Check every line of the material below for the string "screenshot", and return the ones that have it.

[Figure record extracts]
******************************

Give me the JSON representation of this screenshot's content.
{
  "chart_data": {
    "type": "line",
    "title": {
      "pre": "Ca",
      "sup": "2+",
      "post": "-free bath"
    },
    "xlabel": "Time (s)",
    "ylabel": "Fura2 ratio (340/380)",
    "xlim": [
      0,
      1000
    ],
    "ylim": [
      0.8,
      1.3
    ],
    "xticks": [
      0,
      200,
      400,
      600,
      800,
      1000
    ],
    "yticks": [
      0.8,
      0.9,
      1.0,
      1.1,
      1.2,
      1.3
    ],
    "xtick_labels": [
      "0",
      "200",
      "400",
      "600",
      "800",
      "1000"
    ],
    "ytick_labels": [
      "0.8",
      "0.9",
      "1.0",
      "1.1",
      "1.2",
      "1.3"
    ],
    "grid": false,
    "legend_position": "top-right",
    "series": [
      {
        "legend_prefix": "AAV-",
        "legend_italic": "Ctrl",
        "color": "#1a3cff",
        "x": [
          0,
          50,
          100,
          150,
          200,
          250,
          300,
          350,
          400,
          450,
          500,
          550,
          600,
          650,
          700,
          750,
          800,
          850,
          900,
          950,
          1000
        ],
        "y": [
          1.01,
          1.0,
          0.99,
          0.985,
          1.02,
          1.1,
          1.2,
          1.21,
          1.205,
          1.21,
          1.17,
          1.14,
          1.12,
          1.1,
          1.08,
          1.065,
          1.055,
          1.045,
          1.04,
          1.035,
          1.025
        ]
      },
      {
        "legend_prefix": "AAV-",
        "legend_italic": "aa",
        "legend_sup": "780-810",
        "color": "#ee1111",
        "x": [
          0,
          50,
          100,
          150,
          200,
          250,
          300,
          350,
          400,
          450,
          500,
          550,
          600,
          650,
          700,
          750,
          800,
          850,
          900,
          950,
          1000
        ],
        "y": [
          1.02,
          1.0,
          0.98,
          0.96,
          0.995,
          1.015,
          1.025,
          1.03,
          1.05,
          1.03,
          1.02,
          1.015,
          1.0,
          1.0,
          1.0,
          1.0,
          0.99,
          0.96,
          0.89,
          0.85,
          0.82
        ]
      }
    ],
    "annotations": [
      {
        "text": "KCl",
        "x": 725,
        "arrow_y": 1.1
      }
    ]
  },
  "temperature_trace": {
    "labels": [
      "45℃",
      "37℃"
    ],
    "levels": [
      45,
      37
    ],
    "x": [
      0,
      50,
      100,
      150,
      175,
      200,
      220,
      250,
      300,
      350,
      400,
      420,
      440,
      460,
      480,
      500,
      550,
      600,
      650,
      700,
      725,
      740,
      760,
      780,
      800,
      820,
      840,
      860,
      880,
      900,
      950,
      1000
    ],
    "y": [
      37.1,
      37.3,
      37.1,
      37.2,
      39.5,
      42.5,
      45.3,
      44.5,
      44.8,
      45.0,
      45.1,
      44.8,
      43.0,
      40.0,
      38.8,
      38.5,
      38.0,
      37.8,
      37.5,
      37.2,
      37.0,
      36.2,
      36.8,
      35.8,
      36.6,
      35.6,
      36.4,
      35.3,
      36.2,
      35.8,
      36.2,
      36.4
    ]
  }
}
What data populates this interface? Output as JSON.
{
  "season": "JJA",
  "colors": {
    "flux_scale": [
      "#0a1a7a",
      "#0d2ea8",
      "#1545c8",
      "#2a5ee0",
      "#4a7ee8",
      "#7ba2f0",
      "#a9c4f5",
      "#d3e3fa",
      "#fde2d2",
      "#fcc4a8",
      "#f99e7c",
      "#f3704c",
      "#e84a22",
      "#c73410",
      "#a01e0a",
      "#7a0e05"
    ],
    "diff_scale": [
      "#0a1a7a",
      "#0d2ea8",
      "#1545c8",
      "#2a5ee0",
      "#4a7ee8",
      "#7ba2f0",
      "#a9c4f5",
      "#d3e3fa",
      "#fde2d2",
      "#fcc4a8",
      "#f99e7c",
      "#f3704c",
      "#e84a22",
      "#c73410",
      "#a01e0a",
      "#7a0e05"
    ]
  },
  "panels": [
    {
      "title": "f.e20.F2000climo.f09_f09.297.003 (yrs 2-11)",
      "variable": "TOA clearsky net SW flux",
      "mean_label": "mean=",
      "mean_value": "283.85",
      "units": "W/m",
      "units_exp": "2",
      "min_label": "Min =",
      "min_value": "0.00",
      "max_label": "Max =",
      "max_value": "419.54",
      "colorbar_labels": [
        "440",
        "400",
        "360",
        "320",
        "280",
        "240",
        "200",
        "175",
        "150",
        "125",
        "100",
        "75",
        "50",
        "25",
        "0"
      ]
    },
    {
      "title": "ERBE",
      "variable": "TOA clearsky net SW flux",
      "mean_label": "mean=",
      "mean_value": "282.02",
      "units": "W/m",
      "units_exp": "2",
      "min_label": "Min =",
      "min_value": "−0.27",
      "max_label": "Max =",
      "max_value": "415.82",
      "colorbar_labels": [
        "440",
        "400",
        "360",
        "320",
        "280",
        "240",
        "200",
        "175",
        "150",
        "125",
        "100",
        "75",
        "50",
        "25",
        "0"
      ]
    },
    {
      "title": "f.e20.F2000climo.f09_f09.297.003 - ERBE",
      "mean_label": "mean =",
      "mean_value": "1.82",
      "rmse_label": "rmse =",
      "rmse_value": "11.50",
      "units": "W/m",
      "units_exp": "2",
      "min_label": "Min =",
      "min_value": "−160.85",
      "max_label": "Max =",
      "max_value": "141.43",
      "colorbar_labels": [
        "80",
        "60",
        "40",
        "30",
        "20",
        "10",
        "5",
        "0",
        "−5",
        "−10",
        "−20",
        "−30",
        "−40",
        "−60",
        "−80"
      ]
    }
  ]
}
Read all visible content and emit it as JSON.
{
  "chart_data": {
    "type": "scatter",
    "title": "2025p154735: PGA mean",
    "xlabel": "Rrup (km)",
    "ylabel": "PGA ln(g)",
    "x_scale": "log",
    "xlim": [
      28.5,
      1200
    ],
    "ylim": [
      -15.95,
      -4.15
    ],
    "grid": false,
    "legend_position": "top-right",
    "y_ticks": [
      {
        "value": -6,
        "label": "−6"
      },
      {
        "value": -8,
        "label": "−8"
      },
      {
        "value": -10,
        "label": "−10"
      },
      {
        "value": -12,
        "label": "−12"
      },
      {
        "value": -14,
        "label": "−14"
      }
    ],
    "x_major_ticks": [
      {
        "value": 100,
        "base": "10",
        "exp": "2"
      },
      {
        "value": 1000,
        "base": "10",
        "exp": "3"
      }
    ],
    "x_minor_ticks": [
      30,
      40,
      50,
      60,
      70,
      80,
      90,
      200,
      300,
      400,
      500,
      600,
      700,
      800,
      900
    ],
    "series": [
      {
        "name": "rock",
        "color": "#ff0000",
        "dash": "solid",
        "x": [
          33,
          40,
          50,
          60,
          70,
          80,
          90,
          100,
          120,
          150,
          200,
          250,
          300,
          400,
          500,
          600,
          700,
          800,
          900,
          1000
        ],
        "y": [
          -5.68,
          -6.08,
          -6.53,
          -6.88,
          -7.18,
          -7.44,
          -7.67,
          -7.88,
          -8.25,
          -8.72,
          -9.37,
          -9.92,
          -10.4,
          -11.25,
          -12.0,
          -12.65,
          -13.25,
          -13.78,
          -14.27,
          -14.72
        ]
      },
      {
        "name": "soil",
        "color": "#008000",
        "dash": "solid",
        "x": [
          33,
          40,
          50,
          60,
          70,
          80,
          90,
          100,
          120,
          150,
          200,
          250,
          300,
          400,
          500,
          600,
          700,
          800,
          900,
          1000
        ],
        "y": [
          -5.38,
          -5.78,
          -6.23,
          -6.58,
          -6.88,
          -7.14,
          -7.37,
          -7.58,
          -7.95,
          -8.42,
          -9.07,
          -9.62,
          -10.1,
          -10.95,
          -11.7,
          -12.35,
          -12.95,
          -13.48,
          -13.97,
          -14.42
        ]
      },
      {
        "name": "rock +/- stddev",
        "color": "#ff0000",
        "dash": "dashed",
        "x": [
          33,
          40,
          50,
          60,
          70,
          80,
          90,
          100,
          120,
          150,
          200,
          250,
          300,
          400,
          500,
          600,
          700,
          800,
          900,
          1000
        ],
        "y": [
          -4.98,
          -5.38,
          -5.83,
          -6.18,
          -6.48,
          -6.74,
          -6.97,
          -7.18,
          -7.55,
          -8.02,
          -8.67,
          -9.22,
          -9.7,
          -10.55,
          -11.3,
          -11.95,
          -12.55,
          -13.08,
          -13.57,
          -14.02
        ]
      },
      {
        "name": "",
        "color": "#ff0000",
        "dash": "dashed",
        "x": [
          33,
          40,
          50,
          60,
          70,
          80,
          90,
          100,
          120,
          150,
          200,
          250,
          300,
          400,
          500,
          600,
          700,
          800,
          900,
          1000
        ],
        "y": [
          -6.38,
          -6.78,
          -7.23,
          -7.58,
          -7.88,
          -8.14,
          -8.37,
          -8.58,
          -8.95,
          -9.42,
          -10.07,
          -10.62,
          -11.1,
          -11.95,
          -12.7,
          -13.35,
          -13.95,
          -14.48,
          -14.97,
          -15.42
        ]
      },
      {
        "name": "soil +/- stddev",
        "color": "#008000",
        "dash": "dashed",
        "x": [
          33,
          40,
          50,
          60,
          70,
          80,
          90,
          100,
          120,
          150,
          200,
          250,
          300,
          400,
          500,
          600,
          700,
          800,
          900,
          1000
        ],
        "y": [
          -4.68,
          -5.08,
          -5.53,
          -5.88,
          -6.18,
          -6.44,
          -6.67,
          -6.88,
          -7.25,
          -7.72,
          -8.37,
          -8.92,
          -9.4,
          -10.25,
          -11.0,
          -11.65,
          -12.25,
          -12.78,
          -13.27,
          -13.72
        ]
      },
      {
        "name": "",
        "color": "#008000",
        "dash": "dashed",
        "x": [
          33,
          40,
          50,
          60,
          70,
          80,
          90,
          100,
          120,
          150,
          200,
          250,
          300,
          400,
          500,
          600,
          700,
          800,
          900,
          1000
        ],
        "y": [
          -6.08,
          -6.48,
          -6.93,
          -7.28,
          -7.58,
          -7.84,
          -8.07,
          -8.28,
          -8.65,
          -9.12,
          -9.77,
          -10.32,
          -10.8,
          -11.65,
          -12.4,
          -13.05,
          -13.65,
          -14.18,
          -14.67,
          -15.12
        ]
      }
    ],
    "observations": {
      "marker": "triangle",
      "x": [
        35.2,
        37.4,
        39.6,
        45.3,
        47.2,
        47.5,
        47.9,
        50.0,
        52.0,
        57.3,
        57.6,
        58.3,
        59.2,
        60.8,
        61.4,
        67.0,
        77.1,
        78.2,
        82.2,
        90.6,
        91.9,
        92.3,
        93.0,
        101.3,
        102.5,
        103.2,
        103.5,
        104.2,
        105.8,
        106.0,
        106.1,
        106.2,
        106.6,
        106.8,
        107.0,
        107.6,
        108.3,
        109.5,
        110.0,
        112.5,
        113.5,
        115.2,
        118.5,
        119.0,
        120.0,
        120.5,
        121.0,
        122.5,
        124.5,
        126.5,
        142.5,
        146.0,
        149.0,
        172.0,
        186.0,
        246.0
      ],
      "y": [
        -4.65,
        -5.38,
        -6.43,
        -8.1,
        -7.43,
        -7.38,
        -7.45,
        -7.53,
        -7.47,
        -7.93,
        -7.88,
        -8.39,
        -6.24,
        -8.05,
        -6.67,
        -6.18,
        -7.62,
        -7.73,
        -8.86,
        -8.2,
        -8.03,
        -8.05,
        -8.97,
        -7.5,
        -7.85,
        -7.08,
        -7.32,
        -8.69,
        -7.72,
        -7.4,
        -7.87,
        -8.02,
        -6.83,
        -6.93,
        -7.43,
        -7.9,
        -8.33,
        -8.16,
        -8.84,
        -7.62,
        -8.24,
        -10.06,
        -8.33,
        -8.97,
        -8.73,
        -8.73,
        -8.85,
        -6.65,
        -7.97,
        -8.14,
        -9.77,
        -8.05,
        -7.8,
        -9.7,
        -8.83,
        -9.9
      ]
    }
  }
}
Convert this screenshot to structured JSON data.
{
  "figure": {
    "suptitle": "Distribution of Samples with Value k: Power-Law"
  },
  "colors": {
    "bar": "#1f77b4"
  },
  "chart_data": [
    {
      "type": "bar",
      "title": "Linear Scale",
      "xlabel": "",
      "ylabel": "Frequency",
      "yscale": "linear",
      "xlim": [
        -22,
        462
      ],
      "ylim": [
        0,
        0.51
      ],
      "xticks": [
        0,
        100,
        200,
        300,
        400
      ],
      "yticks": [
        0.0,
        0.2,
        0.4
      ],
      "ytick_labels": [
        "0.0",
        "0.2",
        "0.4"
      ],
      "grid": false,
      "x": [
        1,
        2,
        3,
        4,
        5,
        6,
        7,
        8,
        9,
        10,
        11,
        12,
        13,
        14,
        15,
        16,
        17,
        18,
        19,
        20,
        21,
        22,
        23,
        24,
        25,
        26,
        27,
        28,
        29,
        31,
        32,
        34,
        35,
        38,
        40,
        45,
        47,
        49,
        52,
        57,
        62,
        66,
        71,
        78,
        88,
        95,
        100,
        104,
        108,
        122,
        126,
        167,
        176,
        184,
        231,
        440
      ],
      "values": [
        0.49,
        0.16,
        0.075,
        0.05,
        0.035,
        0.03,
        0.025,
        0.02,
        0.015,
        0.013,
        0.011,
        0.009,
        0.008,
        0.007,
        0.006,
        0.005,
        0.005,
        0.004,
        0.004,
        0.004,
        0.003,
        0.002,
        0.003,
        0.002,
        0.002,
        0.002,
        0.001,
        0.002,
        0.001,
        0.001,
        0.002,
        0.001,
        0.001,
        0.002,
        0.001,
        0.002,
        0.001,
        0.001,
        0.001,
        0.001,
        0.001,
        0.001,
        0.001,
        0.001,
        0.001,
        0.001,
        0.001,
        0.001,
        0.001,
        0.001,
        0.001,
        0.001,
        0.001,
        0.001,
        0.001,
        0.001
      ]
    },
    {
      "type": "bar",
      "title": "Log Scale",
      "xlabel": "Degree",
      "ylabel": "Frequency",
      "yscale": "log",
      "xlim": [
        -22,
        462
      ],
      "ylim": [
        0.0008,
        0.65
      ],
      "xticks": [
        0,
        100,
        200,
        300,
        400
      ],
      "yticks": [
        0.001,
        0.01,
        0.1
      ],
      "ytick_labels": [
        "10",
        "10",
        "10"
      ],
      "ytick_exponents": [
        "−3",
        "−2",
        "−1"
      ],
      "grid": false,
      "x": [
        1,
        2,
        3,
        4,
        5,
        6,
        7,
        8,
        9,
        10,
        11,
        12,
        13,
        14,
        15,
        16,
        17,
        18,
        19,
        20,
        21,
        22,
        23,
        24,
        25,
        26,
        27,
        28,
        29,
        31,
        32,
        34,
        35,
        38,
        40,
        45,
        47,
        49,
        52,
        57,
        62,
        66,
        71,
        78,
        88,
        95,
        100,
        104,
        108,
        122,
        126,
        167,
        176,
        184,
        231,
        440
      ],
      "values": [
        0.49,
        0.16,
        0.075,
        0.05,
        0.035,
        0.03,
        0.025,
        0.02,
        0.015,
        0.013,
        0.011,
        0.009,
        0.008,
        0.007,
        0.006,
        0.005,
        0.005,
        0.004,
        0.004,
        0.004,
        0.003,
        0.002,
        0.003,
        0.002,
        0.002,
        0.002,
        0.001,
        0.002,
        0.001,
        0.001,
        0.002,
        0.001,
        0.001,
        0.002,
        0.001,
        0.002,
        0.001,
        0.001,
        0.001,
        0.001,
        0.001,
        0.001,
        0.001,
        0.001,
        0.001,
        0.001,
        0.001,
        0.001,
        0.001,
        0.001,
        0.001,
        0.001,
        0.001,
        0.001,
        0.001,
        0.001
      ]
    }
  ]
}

******************************

• Exercise response
Give me the JSON representation of this screenshot's content.
Convert this screenshot to structured JSON data.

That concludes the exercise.